Layout coordinate data
________

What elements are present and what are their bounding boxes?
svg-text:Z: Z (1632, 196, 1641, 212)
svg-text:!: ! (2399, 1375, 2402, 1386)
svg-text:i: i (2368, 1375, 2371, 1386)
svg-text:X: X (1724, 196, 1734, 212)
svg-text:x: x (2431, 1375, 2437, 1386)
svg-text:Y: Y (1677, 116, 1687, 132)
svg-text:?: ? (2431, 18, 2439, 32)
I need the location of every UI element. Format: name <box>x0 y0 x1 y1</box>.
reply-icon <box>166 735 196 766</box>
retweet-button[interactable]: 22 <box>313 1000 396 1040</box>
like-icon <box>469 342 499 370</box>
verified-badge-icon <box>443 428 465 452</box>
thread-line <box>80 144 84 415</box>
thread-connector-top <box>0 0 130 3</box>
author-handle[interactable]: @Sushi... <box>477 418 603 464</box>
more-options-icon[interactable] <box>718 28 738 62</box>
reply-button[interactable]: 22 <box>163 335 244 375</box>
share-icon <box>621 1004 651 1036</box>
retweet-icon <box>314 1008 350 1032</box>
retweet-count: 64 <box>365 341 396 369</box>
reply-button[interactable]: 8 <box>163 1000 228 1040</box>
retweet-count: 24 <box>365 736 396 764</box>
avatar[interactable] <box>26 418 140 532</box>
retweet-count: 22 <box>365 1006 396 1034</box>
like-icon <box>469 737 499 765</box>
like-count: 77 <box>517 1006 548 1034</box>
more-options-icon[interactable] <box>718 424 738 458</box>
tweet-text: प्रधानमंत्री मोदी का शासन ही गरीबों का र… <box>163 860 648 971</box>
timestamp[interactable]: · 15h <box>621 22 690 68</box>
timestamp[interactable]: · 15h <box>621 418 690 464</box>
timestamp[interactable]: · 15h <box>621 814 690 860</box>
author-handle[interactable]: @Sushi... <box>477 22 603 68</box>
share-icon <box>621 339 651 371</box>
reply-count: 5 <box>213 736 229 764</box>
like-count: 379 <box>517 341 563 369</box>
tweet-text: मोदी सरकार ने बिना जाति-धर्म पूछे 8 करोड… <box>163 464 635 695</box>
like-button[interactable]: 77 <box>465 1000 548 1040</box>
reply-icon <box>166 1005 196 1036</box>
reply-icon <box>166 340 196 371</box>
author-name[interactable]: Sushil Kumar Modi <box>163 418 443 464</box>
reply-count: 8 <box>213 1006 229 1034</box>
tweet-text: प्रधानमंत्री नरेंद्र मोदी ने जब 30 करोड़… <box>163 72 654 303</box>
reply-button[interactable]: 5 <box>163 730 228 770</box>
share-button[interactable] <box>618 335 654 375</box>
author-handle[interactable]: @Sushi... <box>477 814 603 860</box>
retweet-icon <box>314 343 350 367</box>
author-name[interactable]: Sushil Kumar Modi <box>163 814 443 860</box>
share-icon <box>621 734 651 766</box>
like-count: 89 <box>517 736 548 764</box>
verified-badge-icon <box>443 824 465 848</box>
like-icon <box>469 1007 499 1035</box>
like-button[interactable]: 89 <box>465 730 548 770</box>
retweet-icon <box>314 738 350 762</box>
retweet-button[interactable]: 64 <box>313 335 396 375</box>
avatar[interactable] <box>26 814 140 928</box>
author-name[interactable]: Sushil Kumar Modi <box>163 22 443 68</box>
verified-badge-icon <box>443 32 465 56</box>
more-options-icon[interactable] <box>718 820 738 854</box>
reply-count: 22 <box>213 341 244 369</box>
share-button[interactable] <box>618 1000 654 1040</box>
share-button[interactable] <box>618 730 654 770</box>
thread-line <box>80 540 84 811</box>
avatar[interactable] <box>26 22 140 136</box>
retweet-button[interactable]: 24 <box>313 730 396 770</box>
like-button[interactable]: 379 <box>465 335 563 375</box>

________

--- EXERCISE REQUIREMENTS ---
Put every line of the records above into a numbered list, leaving out any blank lines.

--- ANSWER TO THIS PROBLEM ---
1. What elements are present and what are their bounding boxes?
2. svg-text:Z: Z (1632, 196, 1641, 212)
3. svg-text:!: ! (2399, 1375, 2402, 1386)
4. svg-text:i: i (2368, 1375, 2371, 1386)
5. svg-text:X: X (1724, 196, 1734, 212)
6. svg-text:x: x (2431, 1375, 2437, 1386)
7. svg-text:Y: Y (1677, 116, 1687, 132)
8. svg-text:?: ? (2431, 18, 2439, 32)
9. I need the location of every UI element. Format: name <box>x0 y0 x1 y1</box>.
10. reply-icon <box>166 735 196 766</box>
11. retweet-button[interactable]: 22 <box>313 1000 396 1040</box>
12. like-icon <box>469 342 499 370</box>
13. verified-badge-icon <box>443 428 465 452</box>
14. thread-line <box>80 144 84 415</box>
15. thread-connector-top <box>0 0 130 3</box>
16. author-handle[interactable]: @Sushi... <box>477 418 603 464</box>
17. more-options-icon[interactable] <box>718 28 738 62</box>
18. reply-button[interactable]: 22 <box>163 335 244 375</box>
19. share-icon <box>621 1004 651 1036</box>
20. retweet-icon <box>314 1008 350 1032</box>
21. retweet-count: 64 <box>365 341 396 369</box>
22. reply-button[interactable]: 8 <box>163 1000 228 1040</box>
23. retweet-count: 24 <box>365 736 396 764</box>
24. avatar[interactable] <box>26 418 140 532</box>
25. retweet-count: 22 <box>365 1006 396 1034</box>
26. like-icon <box>469 737 499 765</box>
27. like-count: 77 <box>517 1006 548 1034</box>
28. more-options-icon[interactable] <box>718 424 738 458</box>
29. tweet-text: प्रधानमंत्री मोदी का शासन ही गरीबों का र… <box>163 860 648 971</box>
30. timestamp[interactable]: · 15h <box>621 22 690 68</box>
31. timestamp[interactable]: · 15h <box>621 418 690 464</box>
32. timestamp[interactable]: · 15h <box>621 814 690 860</box>
33. author-handle[interactable]: @Sushi... <box>477 22 603 68</box>
34. share-icon <box>621 339 651 371</box>
35. reply-count: 5 <box>213 736 229 764</box>
36. like-count: 379 <box>517 341 563 369</box>
37. tweet-text: मोदी सरकार ने बिना जाति-धर्म पूछे 8 करोड… <box>163 464 635 695</box>
38. like-button[interactable]: 77 <box>465 1000 548 1040</box>
39. reply-icon <box>166 1005 196 1036</box>
40. reply-icon <box>166 340 196 371</box>
41. author-name[interactable]: Sushil Kumar Modi <box>163 418 443 464</box>
42. reply-count: 8 <box>213 1006 229 1034</box>
43. tweet-text: प्रधानमंत्री नरेंद्र मोदी ने जब 30 करोड़… <box>163 72 654 303</box>
44. reply-button[interactable]: 5 <box>163 730 228 770</box>
45. share-button[interactable] <box>618 335 654 375</box>
46. author-handle[interactable]: @Sushi... <box>477 814 603 860</box>
47. retweet-icon <box>314 343 350 367</box>
48. author-name[interactable]: Sushil Kumar Modi <box>163 814 443 860</box>
49. share-icon <box>621 734 651 766</box>
50. like-count: 89 <box>517 736 548 764</box>
51. verified-badge-icon <box>443 824 465 848</box>
52. like-icon <box>469 1007 499 1035</box>
53. like-button[interactable]: 89 <box>465 730 548 770</box>
54. retweet-icon <box>314 738 350 762</box>
55. retweet-button[interactable]: 64 <box>313 335 396 375</box>
56. avatar[interactable] <box>26 814 140 928</box>
57. author-name[interactable]: Sushil Kumar Modi <box>163 22 443 68</box>
58. verified-badge-icon <box>443 32 465 56</box>
59. more-options-icon[interactable] <box>718 820 738 854</box>
60. reply-count: 22 <box>213 341 244 369</box>
61. share-button[interactable] <box>618 1000 654 1040</box>
62. share-button[interactable] <box>618 730 654 770</box>
63. thread-line <box>80 540 84 811</box>
64. avatar[interactable] <box>26 22 140 136</box>
65. retweet-button[interactable]: 24 <box>313 730 396 770</box>
66. like-button[interactable]: 379 <box>465 335 563 375</box>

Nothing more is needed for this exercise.